**EXERCISE INSTRUCTIONS:** Write out the full set of records below exactly.

**EXERCISE INPUTS:**

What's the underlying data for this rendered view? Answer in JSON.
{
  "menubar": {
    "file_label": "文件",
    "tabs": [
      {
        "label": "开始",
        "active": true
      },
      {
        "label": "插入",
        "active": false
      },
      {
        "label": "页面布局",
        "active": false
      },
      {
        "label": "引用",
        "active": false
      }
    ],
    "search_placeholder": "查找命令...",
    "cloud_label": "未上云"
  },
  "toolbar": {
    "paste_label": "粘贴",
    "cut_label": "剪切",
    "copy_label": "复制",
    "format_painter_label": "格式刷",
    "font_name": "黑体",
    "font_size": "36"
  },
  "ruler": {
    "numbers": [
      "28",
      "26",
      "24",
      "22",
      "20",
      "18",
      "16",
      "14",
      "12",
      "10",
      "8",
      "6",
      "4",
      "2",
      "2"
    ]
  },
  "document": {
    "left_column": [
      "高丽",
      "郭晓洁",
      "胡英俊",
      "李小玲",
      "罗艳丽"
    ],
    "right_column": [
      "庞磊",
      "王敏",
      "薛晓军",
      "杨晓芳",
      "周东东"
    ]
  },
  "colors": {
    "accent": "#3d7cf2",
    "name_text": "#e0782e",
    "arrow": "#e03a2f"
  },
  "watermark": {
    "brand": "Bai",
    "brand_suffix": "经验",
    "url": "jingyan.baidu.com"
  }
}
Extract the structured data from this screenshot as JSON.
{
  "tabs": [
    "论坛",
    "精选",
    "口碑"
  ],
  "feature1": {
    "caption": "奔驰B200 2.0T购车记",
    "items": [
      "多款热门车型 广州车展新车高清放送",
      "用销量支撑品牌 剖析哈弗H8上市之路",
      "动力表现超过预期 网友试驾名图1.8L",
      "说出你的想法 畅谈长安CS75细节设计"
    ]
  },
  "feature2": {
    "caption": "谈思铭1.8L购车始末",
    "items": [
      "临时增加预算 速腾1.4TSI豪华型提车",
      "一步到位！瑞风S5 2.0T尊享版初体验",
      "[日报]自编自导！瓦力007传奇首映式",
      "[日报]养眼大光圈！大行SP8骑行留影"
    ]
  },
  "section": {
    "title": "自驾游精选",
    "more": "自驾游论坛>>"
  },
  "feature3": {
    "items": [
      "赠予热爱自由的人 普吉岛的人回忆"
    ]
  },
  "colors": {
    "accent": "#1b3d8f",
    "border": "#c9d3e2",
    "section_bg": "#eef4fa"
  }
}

**RESPONSE:**
What's the underlying data for this rendered view? Answer in JSON.
{
  "menubar": {
    "file_label": "文件",
    "tabs": [
      {
        "label": "开始",
        "active": true
      },
      {
        "label": "插入",
        "active": false
      },
      {
        "label": "页面布局",
        "active": false
      },
      {
        "label": "引用",
        "active": false
      }
    ],
    "search_placeholder": "查找命令...",
    "cloud_label": "未上云"
  },
  "toolbar": {
    "paste_label": "粘贴",
    "cut_label": "剪切",
    "copy_label": "复制",
    "format_painter_label": "格式刷",
    "font_name": "黑体",
    "font_size": "36"
  },
  "ruler": {
    "numbers": [
      "28",
      "26",
      "24",
      "22",
      "20",
      "18",
      "16",
      "14",
      "12",
      "10",
      "8",
      "6",
      "4",
      "2",
      "2"
    ]
  },
  "document": {
    "left_column": [
      "高丽",
      "郭晓洁",
      "胡英俊",
      "李小玲",
      "罗艳丽"
    ],
    "right_column": [
      "庞磊",
      "王敏",
      "薛晓军",
      "杨晓芳",
      "周东东"
    ]
  },
  "colors": {
    "accent": "#3d7cf2",
    "name_text": "#e0782e",
    "arrow": "#e03a2f"
  },
  "watermark": {
    "brand": "Bai",
    "brand_suffix": "经验",
    "url": "jingyan.baidu.com"
  }
}
Extract the structured data from this screenshot as JSON.
{
  "tabs": [
    "论坛",
    "精选",
    "口碑"
  ],
  "feature1": {
    "caption": "奔驰B200 2.0T购车记",
    "items": [
      "多款热门车型 广州车展新车高清放送",
      "用销量支撑品牌 剖析哈弗H8上市之路",
      "动力表现超过预期 网友试驾名图1.8L",
      "说出你的想法 畅谈长安CS75细节设计"
    ]
  },
  "feature2": {
    "caption": "谈思铭1.8L购车始末",
    "items": [
      "临时增加预算 速腾1.4TSI豪华型提车",
      "一步到位！瑞风S5 2.0T尊享版初体验",
      "[日报]自编自导！瓦力007传奇首映式",
      "[日报]养眼大光圈！大行SP8骑行留影"
    ]
  },
  "section": {
    "title": "自驾游精选",
    "more": "自驾游论坛>>"
  },
  "feature3": {
    "items": [
      "赠予热爱自由的人 普吉岛的人回忆"
    ]
  },
  "colors": {
    "accent": "#1b3d8f",
    "border": "#c9d3e2",
    "section_bg": "#eef4fa"
  }
}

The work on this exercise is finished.